- [WHAT THE EXERCISE ASKS]
Transcribe all the records exactly and omit any images they hold.
= = = =
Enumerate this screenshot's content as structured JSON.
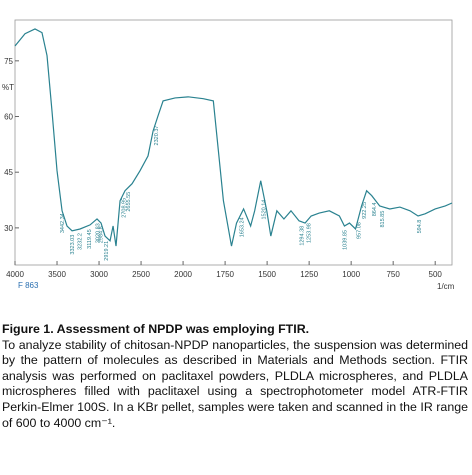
{
  "chart_data": {
    "type": "line",
    "y_label": "%T",
    "x_label": "1/cm",
    "sample_label": "F 863",
    "color": "#2a8290",
    "xlim": [
      4000,
      400
    ],
    "xticks": [
      4000,
      3500,
      3000,
      2500,
      2000,
      1750,
      1500,
      1250,
      1000,
      750,
      500
    ],
    "x_scale": {
      "break": 2000,
      "factor": 2
    },
    "ylim": [
      20,
      86
    ],
    "yticks": [
      30,
      45,
      60,
      75
    ],
    "x": [
      4000,
      3881,
      3762,
      3679,
      3619,
      3560,
      3500,
      3440,
      3381,
      3321,
      3226,
      3107,
      3024,
      2976,
      2929,
      2869,
      2833,
      2798,
      2750,
      2691,
      2607,
      2512,
      2417,
      2357,
      2298,
      2238,
      2095,
      1970,
      1880,
      1820,
      1790,
      1760,
      1712,
      1682,
      1640,
      1598,
      1574,
      1538,
      1502,
      1478,
      1442,
      1400,
      1358,
      1310,
      1274,
      1238,
      1190,
      1130,
      1070,
      1040,
      1010,
      974,
      938,
      908,
      878,
      830,
      770,
      710,
      650,
      602,
      560,
      500,
      440,
      400
    ],
    "values": [
      79.0,
      82.3,
      83.6,
      82.6,
      76.4,
      61.5,
      45.4,
      34.6,
      30.5,
      29.2,
      29.7,
      30.8,
      32.4,
      31.3,
      27.8,
      26.5,
      30.5,
      25.1,
      37.3,
      40.0,
      41.9,
      45.4,
      49.4,
      56.1,
      60.2,
      64.2,
      65.0,
      65.3,
      64.8,
      64.2,
      50.8,
      37.3,
      25.1,
      31.3,
      35.1,
      30.5,
      34.6,
      42.7,
      34.6,
      27.8,
      34.6,
      32.4,
      34.6,
      31.9,
      31.3,
      33.2,
      34.0,
      34.6,
      33.2,
      30.5,
      31.3,
      29.7,
      35.9,
      40.0,
      38.7,
      35.9,
      35.1,
      35.6,
      34.6,
      33.2,
      33.8,
      35.1,
      35.9,
      36.7
    ],
    "peak_labels": [
      3442.34,
      3323.03,
      3232.2,
      3119.45,
      3020.83,
      2984.8,
      2919.21,
      2708.95,
      2655.55,
      2320.37,
      1653.24,
      1520.14,
      1294.38,
      1253.98,
      1039.85,
      957.08,
      922.25,
      864.4,
      815.85,
      594.8
    ]
  },
  "caption": {
    "title": "Figure 1. Assessment of NPDP was employing FTIR.",
    "text": "To analyze stability of chitosan-NPDP nanoparticles, the suspension was determined by the pattern of molecules as described in Materials and Methods section. FTIR analysis was performed on paclitaxel powders, PLDLA microspheres, and PLDLA microspheres filled with paclitaxel using a spectrophotometer model ATR-FTIR Perkin-Elmer 100S. In a KBr pellet, samples were taken and scanned in the IR range of 600 to 4000 cm⁻¹."
  }
}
= = = =
- [RESULT FOR THIS TASK]
Enumerate this screenshot's content as structured JSON.
{
  "chart_data": {
    "type": "line",
    "y_label": "%T",
    "x_label": "1/cm",
    "sample_label": "F 863",
    "color": "#2a8290",
    "xlim": [
      4000,
      400
    ],
    "xticks": [
      4000,
      3500,
      3000,
      2500,
      2000,
      1750,
      1500,
      1250,
      1000,
      750,
      500
    ],
    "x_scale": {
      "break": 2000,
      "factor": 2
    },
    "ylim": [
      20,
      86
    ],
    "yticks": [
      30,
      45,
      60,
      75
    ],
    "x": [
      4000,
      3881,
      3762,
      3679,
      3619,
      3560,
      3500,
      3440,
      3381,
      3321,
      3226,
      3107,
      3024,
      2976,
      2929,
      2869,
      2833,
      2798,
      2750,
      2691,
      2607,
      2512,
      2417,
      2357,
      2298,
      2238,
      2095,
      1970,
      1880,
      1820,
      1790,
      1760,
      1712,
      1682,
      1640,
      1598,
      1574,
      1538,
      1502,
      1478,
      1442,
      1400,
      1358,
      1310,
      1274,
      1238,
      1190,
      1130,
      1070,
      1040,
      1010,
      974,
      938,
      908,
      878,
      830,
      770,
      710,
      650,
      602,
      560,
      500,
      440,
      400
    ],
    "values": [
      79.0,
      82.3,
      83.6,
      82.6,
      76.4,
      61.5,
      45.4,
      34.6,
      30.5,
      29.2,
      29.7,
      30.8,
      32.4,
      31.3,
      27.8,
      26.5,
      30.5,
      25.1,
      37.3,
      40.0,
      41.9,
      45.4,
      49.4,
      56.1,
      60.2,
      64.2,
      65.0,
      65.3,
      64.8,
      64.2,
      50.8,
      37.3,
      25.1,
      31.3,
      35.1,
      30.5,
      34.6,
      42.7,
      34.6,
      27.8,
      34.6,
      32.4,
      34.6,
      31.9,
      31.3,
      33.2,
      34.0,
      34.6,
      33.2,
      30.5,
      31.3,
      29.7,
      35.9,
      40.0,
      38.7,
      35.9,
      35.1,
      35.6,
      34.6,
      33.2,
      33.8,
      35.1,
      35.9,
      36.7
    ],
    "peak_labels": [
      3442.34,
      3323.03,
      3232.2,
      3119.45,
      3020.83,
      2984.8,
      2919.21,
      2708.95,
      2655.55,
      2320.37,
      1653.24,
      1520.14,
      1294.38,
      1253.98,
      1039.85,
      957.08,
      922.25,
      864.4,
      815.85,
      594.8
    ]
  },
  "caption": {
    "title": "Figure 1. Assessment of NPDP was employing FTIR.",
    "text": "To analyze stability of chitosan-NPDP nanoparticles, the suspension was determined by the pattern of molecules as described in Materials and Methods section. FTIR analysis was performed on paclitaxel powders, PLDLA microspheres, and PLDLA microspheres filled with paclitaxel using a spectrophotometer model ATR-FTIR Perkin-Elmer 100S. In a KBr pellet, samples were taken and scanned in the IR range of 600 to 4000 cm⁻¹."
  }
}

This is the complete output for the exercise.